To be done:
From the retaining wall abstract below, list every wall condition under which the lateral pressures on the active side agreed well with the Log-Spiral theory for the top two-thirds of the wall stem.

Finite element analysis of a cantilever retaining wall : deflection and lateral earth pressure
Lay, Abigail Yan Jun
Date of Issue2017
School of Civil and Environmental Engineering
In the design of a cantilever retaining wall, magnitude and distribution of earth pressures are often determined using classical earth pressure theories. This is under the assumption that sufficient deformations will occur to allow for full development of active earth pressure behind the wall and partial mobilization of passive pressures in front of the wall. However, during serviceability state, actual lateral pressures might not reach its limiting values, thus making determination of lateral pressures difficult. To simulate backfilling as close as possible using staged construction, lateral pressures acting on both sides of the cantilever gravity wall is analysed with a numerical model constructed using PLAXIS. Mohr-Coulomb model is chosen as the soil’s constitutive model after generation of considerably reasonable predictions of wall displacements during validation of the material model. With a wall designed for stability in accordance to EC7 standards, results of parametric studies revealed that for walls with a shorter heel, surcharge, weaker friction along the wall base, varied stiffness of the foundation soil, lateral pressures on the active side agrees well with the Log-Spiral theory for the top two-thirds of the wall stem. For a wall with partial roughness, predicted lateral pressures abide to the values proposed by Coulomb for top one-third of wall stem. From the global factor of safety generated using phi-c reduction, passive pressures were able to provide considerable amount of stabilization to the overall wall system.
Final Year Project (FYP)
Nanyang Technological University

Data supplied:
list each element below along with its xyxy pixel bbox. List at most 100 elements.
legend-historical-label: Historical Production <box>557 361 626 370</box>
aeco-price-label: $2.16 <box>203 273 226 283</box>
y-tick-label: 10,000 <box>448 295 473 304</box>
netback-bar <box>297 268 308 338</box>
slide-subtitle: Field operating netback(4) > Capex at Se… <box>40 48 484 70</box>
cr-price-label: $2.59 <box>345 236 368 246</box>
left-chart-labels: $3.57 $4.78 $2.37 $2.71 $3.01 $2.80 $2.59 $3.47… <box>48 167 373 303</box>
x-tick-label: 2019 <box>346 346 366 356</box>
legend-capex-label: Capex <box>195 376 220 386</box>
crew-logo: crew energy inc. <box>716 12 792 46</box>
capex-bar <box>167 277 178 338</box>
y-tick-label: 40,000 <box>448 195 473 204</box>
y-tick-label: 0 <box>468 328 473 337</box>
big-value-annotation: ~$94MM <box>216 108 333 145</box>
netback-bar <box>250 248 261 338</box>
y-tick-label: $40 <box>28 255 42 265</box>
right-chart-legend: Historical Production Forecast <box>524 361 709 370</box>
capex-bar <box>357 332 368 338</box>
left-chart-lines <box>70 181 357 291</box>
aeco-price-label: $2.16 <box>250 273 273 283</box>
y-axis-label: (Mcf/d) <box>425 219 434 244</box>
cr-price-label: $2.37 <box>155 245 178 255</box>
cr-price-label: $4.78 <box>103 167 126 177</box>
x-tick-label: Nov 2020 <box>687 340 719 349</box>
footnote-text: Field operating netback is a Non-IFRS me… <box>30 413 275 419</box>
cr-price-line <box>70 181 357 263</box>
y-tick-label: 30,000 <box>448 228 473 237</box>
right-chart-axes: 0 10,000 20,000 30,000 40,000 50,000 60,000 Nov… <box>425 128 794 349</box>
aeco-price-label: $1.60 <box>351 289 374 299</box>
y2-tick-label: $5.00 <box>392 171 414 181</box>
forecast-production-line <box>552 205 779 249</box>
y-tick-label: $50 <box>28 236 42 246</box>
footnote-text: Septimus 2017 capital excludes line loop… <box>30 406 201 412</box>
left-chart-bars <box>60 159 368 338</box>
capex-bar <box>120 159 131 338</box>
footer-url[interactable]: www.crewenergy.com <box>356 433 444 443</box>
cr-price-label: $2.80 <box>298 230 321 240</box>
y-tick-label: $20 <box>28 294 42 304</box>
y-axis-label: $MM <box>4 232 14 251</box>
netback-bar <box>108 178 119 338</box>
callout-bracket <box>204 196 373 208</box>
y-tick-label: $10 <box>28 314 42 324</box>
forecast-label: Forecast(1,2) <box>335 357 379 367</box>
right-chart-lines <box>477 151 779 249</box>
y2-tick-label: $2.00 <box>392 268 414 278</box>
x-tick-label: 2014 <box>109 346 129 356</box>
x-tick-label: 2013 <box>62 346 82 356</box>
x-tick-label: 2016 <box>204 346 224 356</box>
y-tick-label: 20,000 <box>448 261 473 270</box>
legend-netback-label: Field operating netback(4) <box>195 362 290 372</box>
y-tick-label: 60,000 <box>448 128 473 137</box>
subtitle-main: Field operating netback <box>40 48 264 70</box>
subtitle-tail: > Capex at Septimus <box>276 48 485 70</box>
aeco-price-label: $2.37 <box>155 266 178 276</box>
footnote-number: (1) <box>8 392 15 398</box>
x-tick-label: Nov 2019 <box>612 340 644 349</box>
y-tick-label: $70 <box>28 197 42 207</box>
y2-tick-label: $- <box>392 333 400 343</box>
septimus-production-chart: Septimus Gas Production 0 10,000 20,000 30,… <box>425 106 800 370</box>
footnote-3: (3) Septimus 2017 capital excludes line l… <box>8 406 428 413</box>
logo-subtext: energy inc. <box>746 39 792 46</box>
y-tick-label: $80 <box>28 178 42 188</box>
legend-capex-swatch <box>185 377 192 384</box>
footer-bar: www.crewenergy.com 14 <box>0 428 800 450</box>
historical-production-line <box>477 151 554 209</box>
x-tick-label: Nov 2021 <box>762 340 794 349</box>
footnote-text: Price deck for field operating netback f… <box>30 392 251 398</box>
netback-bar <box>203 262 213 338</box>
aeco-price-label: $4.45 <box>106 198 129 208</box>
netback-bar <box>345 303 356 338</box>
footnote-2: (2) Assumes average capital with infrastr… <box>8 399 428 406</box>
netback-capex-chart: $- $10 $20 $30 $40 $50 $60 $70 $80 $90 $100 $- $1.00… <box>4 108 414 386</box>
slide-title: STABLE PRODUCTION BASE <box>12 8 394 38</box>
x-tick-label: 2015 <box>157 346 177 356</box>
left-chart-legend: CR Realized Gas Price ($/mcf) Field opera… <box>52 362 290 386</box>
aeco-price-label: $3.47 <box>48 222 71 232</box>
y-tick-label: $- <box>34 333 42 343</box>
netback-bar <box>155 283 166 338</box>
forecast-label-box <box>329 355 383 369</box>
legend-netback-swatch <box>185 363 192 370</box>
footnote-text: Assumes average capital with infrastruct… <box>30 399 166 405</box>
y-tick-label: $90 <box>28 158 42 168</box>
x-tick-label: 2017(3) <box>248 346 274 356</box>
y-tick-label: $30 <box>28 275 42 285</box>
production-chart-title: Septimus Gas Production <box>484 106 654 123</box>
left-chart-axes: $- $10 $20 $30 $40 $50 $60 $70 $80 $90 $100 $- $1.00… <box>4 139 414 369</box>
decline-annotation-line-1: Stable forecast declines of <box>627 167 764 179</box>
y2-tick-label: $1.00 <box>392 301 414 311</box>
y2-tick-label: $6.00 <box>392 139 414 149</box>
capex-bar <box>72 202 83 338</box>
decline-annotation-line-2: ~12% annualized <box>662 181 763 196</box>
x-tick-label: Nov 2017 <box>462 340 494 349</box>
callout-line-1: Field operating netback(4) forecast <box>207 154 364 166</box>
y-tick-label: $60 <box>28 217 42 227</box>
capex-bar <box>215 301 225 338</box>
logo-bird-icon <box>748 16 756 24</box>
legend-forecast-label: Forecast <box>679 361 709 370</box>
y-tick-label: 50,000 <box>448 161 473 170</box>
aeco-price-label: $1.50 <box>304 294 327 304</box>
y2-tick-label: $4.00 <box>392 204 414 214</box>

Result:
- A shorter heel
- Surcharge
- Weaker friction along the wall base
- Varied stiffness of the foundation soil